Extracted data entries:
>> BEGIN

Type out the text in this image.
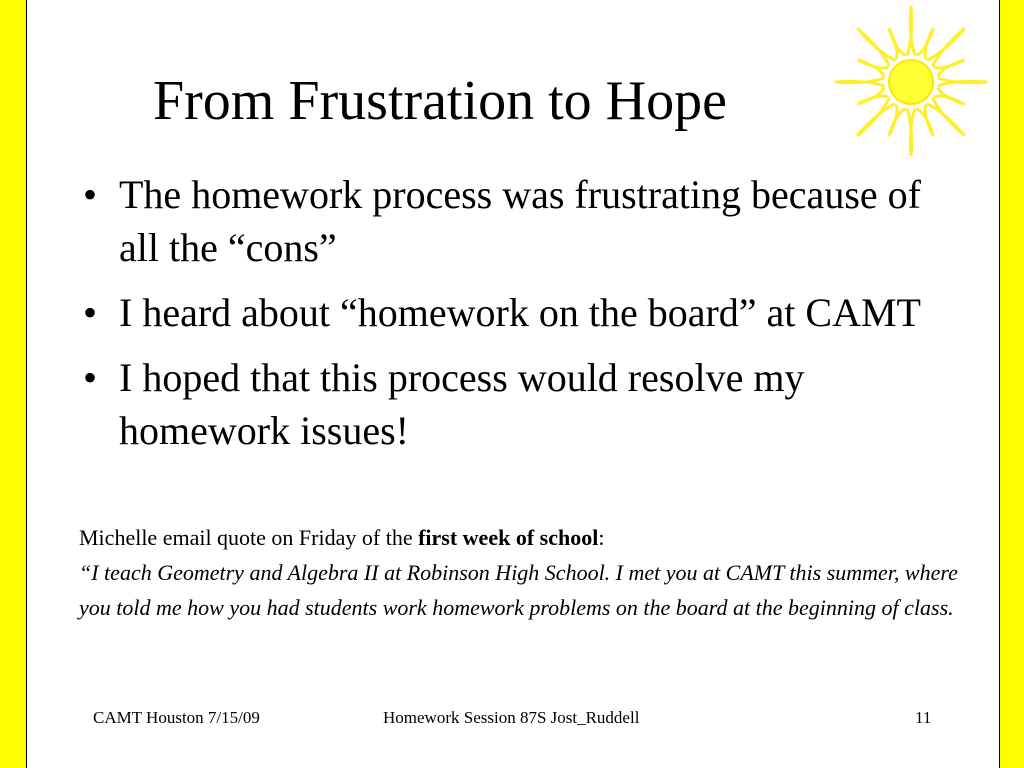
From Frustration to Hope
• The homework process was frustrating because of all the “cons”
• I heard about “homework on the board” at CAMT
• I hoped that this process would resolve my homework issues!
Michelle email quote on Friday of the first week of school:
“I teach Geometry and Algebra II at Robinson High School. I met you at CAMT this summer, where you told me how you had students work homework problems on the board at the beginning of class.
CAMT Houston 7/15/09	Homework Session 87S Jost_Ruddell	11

>> END

Reproduce the whole listing word for word, setting aside any pictures.

Right answer:
Type out the text in this image.
From Frustration to Hope
• The homework process was frustrating because of all the “cons”
• I heard about “homework on the board” at CAMT
• I hoped that this process would resolve my homework issues!
Michelle email quote on Friday of the first week of school:
“I teach Geometry and Algebra II at Robinson High School. I met you at CAMT this summer, where you told me how you had students work homework problems on the board at the beginning of class.
CAMT Houston 7/15/09	Homework Session 87S Jost_Ruddell	11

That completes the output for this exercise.